# DOCUMENTO FUENTE:

Christina Koch, la mujer que soñó con la Luna mirando un póster en su habitación
Christina Koch hará historia como la primera mujer en viajar a la Luna, pero su historia empezó mucho antes, en algo tan cotidiano como un póster.
De niña tenía en la pared la famosa imagen de la Tierra elevándose sobre la superficie lunar. Cuando descubrió que aquella foto la había hecho un ser humano, decidió que quería ser astronauta.
Hoy, décadas después, no solo ha cumplido ese sueño: ya ostenta el récord del vuelo espacial más largo realizado por una mujer (328 días) y participó en la primera caminata espacial exclusivamente femenina.
Para Artemis II, ha elegido llevar algo muy distinto a la tecnología: notas escritas a mano de sus seres queridos, una forma de mantener el contacto emocional con la Tierra.
En casa, su marido ya ha asumido otro cambio importante: esta vez no habrá llamadas desde el espacio. Si no encuentra algo, tendrá que arreglárselas solo.
Victor Glover, el astronauta más carismático que hará historia sin perder el estilo
Victor Glover será el piloto de la misión y también el protagonista de otro hito histórico: será la primera persona negra en viajar a la Luna.
Ingeniero, piloto de pruebas y con tres maestrías, sus compañeros lo llaman "IKE" (I Know Everything o lo que es lo mismo el que lo sabe todo), por su memoria prodigiosa.
Pero hay otro detalle que lo define: es, según quienes lo conocen, el más carismático del grupo… y también el que mejor viste. Incluso sus botas de cuero de diseñador combinan con el traje de vuelo.
Para el viaje llevará una Biblia, sus anillos de boda y recuerdos familiares. Y, mientras mira hacia el futuro, también revisa el pasado: ha estado estudiando documentos de las misiones Apolo para entender no solo la ingeniería, sino también las historias humanas que hubo detrás.
Jeremy Hansen, el canadiense que debutará en el espacio… viajando a la Luna
Jeremy Hansen es, probablemente, el caso más sorprendente del grupo. Nunca ha viajado al espacio, pero será el primer canadiense en una misión lunar.

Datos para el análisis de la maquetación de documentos
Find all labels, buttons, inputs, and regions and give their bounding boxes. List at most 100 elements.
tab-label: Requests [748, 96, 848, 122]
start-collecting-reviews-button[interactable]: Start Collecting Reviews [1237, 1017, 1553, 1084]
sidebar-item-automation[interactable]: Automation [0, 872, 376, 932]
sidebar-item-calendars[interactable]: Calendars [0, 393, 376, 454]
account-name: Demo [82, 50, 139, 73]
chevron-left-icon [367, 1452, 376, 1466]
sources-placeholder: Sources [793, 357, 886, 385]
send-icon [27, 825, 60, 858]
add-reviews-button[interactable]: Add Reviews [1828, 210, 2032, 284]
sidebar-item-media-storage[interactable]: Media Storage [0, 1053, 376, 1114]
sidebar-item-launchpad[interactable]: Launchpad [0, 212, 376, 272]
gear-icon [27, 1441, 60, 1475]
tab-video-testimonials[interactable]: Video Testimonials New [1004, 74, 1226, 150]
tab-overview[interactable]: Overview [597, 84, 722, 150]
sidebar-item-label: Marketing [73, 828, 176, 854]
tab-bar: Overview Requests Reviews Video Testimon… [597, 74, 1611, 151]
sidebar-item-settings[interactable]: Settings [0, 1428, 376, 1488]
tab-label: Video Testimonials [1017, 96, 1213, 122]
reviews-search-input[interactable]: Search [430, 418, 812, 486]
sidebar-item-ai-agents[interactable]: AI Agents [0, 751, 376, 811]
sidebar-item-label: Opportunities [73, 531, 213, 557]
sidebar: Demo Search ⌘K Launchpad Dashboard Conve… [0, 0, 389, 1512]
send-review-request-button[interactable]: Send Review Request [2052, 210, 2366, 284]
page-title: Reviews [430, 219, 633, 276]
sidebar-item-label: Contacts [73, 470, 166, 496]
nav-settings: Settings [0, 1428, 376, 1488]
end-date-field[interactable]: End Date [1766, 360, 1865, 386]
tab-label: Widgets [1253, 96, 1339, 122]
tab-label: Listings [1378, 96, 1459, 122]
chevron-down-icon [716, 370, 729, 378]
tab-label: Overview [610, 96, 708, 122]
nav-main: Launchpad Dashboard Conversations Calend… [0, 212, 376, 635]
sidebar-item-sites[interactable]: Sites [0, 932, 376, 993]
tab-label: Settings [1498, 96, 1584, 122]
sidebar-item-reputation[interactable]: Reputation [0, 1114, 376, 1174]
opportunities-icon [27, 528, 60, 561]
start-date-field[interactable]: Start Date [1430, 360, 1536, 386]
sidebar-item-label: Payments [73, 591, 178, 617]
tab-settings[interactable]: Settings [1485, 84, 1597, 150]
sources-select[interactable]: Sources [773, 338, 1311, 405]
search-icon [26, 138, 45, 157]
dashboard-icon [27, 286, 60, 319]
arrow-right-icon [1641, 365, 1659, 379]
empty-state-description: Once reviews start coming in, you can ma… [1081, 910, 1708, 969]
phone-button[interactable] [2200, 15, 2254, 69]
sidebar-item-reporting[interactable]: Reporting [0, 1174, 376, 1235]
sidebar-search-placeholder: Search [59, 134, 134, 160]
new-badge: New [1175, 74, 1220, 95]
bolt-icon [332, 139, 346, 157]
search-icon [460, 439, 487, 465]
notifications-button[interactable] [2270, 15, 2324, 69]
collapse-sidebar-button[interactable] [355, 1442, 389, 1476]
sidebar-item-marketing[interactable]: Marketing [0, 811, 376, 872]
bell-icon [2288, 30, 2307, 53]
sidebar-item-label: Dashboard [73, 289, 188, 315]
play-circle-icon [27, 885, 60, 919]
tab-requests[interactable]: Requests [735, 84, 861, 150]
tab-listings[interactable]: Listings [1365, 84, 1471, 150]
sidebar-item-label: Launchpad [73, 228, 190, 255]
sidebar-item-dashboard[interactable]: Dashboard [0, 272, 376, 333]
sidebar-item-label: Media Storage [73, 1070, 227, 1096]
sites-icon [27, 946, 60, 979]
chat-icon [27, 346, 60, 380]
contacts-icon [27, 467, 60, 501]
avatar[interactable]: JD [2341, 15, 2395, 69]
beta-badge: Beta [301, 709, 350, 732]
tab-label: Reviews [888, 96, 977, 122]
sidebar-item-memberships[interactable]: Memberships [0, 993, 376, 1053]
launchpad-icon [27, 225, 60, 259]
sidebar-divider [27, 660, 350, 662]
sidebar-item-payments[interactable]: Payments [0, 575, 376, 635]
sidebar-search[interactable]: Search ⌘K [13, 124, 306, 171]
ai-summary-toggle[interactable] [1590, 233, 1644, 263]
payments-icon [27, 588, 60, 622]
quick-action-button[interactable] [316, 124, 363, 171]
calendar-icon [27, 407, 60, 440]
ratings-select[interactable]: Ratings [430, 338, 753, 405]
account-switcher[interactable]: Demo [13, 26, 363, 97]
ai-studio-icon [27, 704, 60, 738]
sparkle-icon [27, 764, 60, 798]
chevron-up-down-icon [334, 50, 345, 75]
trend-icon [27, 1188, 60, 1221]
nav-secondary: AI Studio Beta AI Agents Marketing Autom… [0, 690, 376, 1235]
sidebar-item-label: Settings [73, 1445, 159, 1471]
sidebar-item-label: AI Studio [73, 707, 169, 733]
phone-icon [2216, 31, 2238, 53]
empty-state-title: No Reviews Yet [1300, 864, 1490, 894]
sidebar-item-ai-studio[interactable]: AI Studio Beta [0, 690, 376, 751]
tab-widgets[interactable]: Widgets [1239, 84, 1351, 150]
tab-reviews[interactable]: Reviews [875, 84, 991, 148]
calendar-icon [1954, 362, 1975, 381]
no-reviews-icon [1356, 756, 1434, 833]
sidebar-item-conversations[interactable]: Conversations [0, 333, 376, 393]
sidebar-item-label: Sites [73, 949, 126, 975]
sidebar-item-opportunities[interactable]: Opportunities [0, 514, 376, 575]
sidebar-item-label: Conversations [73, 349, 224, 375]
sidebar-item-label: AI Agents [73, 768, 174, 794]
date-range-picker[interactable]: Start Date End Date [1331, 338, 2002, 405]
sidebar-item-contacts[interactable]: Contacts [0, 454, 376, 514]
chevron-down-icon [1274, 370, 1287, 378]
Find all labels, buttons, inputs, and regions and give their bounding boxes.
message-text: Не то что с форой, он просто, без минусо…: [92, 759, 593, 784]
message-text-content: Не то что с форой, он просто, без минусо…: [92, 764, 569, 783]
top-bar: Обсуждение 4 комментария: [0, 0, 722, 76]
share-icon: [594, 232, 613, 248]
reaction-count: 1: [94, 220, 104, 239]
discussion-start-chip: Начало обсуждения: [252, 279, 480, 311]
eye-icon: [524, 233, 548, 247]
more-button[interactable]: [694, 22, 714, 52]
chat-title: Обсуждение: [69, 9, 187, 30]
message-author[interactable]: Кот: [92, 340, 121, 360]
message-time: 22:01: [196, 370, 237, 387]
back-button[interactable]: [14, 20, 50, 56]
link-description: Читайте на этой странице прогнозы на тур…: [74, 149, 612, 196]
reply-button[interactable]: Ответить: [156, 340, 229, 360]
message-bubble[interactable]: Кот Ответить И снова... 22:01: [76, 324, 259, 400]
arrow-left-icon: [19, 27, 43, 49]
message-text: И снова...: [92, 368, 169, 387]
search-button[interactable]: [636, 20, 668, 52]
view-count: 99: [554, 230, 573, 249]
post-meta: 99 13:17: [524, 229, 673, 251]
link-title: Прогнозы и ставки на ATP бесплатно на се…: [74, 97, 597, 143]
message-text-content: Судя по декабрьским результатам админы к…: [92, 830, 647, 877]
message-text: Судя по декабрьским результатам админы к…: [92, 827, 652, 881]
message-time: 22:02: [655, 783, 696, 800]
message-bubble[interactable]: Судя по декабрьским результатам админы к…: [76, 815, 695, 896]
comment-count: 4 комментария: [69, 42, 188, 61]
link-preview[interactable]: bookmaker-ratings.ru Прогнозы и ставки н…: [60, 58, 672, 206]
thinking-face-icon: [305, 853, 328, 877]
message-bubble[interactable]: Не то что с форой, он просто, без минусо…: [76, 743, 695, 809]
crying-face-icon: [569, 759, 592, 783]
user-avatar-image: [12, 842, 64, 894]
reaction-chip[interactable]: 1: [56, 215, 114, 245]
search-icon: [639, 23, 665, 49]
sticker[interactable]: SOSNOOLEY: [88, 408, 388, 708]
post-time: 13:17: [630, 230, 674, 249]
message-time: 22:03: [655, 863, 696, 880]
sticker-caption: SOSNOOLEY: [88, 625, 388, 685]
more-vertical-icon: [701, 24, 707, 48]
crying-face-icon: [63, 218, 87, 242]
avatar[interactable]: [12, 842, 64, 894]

# QUÉ HACER:
• 1. Según el texto sobre los astronautas de Artemis II, ¿cuántos días duró el vuelo espacial con el que Christina Koch ostenta el récord femenino?
• 2. Cita literalmente el fragmento del texto sobre los astronautas de Artemis II que empieza en "Ingeniero, piloto de" y termina en "que hubo detrás.".

# RESPUESTAS ESCRITAS:
• 1. 328 días.

• 2.
Ingeniero, piloto de pruebas y con tres maestrías, sus compañeros lo llaman "IKE" (I Know Everything o lo que es lo mismo el que lo sabe todo), por su memoria prodigiosa.
Pero hay otro detalle que lo define: es, según quienes lo conocen, el más carismático del grupo… y también el que mejor viste. Incluso sus botas de cuero de diseñador combinan con el traje de vuelo.
Para el viaje llevará una Biblia, sus anillos de boda y recuerdos familiares. Y, mientras mira hacia el futuro, también revisa el pasado: ha estado estudiando documentos de las misiones Apolo para entender no solo la ingeniería, sino también las historias humanas que hubo detrás.